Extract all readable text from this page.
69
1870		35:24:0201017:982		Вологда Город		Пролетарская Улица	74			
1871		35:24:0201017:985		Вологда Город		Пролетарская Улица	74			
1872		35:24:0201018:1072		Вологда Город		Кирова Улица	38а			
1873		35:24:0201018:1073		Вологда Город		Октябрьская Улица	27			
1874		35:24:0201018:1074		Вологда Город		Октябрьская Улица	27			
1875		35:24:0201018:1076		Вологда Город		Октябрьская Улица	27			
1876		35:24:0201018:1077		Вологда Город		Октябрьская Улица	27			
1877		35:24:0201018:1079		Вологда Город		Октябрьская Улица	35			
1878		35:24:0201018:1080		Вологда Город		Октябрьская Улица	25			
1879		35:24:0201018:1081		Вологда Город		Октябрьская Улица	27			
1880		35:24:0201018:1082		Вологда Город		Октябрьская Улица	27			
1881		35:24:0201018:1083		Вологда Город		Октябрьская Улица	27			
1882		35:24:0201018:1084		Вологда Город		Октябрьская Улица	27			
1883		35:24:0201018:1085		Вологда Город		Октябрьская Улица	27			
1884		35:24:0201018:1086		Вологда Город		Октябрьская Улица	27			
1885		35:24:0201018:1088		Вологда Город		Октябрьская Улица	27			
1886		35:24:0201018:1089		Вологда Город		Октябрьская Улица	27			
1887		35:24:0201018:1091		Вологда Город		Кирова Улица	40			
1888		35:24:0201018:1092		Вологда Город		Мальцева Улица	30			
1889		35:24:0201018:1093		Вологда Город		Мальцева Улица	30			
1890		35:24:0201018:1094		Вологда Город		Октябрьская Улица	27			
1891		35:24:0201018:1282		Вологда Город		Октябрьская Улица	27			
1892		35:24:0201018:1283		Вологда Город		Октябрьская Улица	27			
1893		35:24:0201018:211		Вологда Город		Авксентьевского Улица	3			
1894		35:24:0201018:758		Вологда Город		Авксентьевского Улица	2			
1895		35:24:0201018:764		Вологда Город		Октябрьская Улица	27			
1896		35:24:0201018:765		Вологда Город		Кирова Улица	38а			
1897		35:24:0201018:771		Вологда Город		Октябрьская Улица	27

AIM OF THE EXERCISE:
Locate and copy each line in the data above that includes the word "Пролетарская".

ANSWER BELOW:
1870		35:24:0201017:982		Вологда Город		Пролетарская Улица	74			
1871		35:24:0201017:985		Вологда Город		Пролетарская Улица	74			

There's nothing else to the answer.